Dataset records:
◆ ◆ ◆ ◆ ◆

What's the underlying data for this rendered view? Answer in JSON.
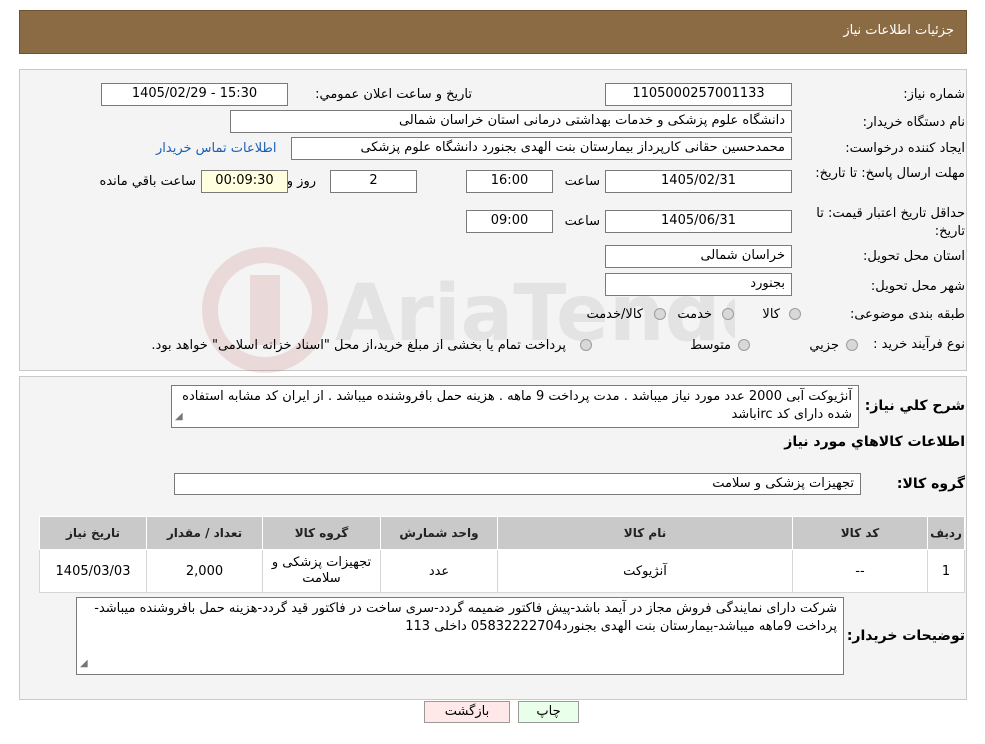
{
  "header": {
    "title": "جزئیات اطلاعات نیاز"
  },
  "form": {
    "need_number_label": "شماره نیاز:",
    "need_number": "1105000257001133",
    "announce_label": "تاریخ و ساعت اعلان عمومي:",
    "announce_value": "1405/02/29 - 15:30",
    "buyer_org_label": "نام دستگاه خريدار:",
    "buyer_org": "دانشگاه علوم پزشکی و خدمات بهداشتی درمانی استان خراسان شمالی",
    "requester_label": "ايجاد کننده درخواست:",
    "requester": "محمدحسین حقانی کارپرداز بیمارستان بنت الهدی بجنورد دانشگاه علوم پزشکی",
    "contact_link": "اطلاعات تماس خريدار",
    "deadline_label": "مهلت ارسال پاسخ: تا تاريخ:",
    "deadline_date": "1405/02/31",
    "time_label": "ساعت",
    "deadline_time": "16:00",
    "days_value": "2",
    "days_label": "روز و",
    "remaining_value": "00:09:30",
    "remaining_label": "ساعت باقي مانده",
    "validity_label": "حداقل تاريخ اعتبار قيمت: تا تاريخ:",
    "validity_date": "1405/06/31",
    "validity_time": "09:00",
    "province_label": "استان محل تحويل:",
    "province": "خراسان شمالی",
    "city_label": "شهر محل تحويل:",
    "city": "بجنورد",
    "category_label": "طبقه بندی موضوعی:",
    "category_options": [
      "کالا",
      "خدمت",
      "کالا/خدمت"
    ],
    "process_label": "نوع فرآيند خريد :",
    "process_options": [
      "جزيي",
      "متوسط"
    ],
    "process_note": "پرداخت تمام يا بخشی از مبلغ خريد،از محل \"اسناد خزانه اسلامی\" خواهد بود."
  },
  "summary": {
    "label": "شرح كلي نياز:",
    "text": "آنژیوکت آبی 2000 عدد مورد نیاز میباشد .  مدت پرداخت 9 ماهه . هزینه حمل بافروشنده میباشد .  از ایران کد مشابه استفاده شده دارای کد ircباشد"
  },
  "goods": {
    "section_title": "اطلاعات كالاهاي مورد نياز",
    "group_label": "گروه كالا:",
    "group_value": "تجهیزات پزشکی و سلامت",
    "columns": [
      "رديف",
      "كد كالا",
      "نام كالا",
      "واحد شمارش",
      "گروه كالا",
      "تعداد / مقدار",
      "تاريخ نياز"
    ],
    "rows": [
      [
        "1",
        "--",
        "آنژیوکت",
        "عدد",
        "تجهيزات پزشکی و سلامت",
        "2,000",
        "1405/03/03"
      ]
    ]
  },
  "buyer_notes": {
    "label": "توضيحات خريدار:",
    "text": "شرکت دارای نمایندگی فروش مجاز در آیمد باشد-پیش فاکتور ضمیمه گردد-سری ساخت در فاکتور قید گردد-هزینه حمل بافروشنده میباشد-پرداخت 9ماهه میباشد-بیمارستان بنت الهدی بجنورد05832222704 داخلی 113"
  },
  "buttons": {
    "print": "چاپ",
    "back": "بازگشت"
  },
  "colors": {
    "header_bg": "#8b6b43",
    "remaining_bg": "#ffffe0",
    "print_bg": "#eaffea",
    "back_bg": "#ffe8e8",
    "link": "#1a5fb4"
  }
}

◆ ◆ ◆ ◆ ◆

Problem statement: Report back each line of the entries that holds the string "دانشگاه".

Solved exercise:
    "buyer_org": "دانشگاه علوم پزشکی و خدمات بهداشتی درمانی استان خراسان شمالی",
    "requester": "محمدحسین حقانی کارپرداز بیمارستان بنت الهدی بجنورد دانشگاه علوم پزشکی",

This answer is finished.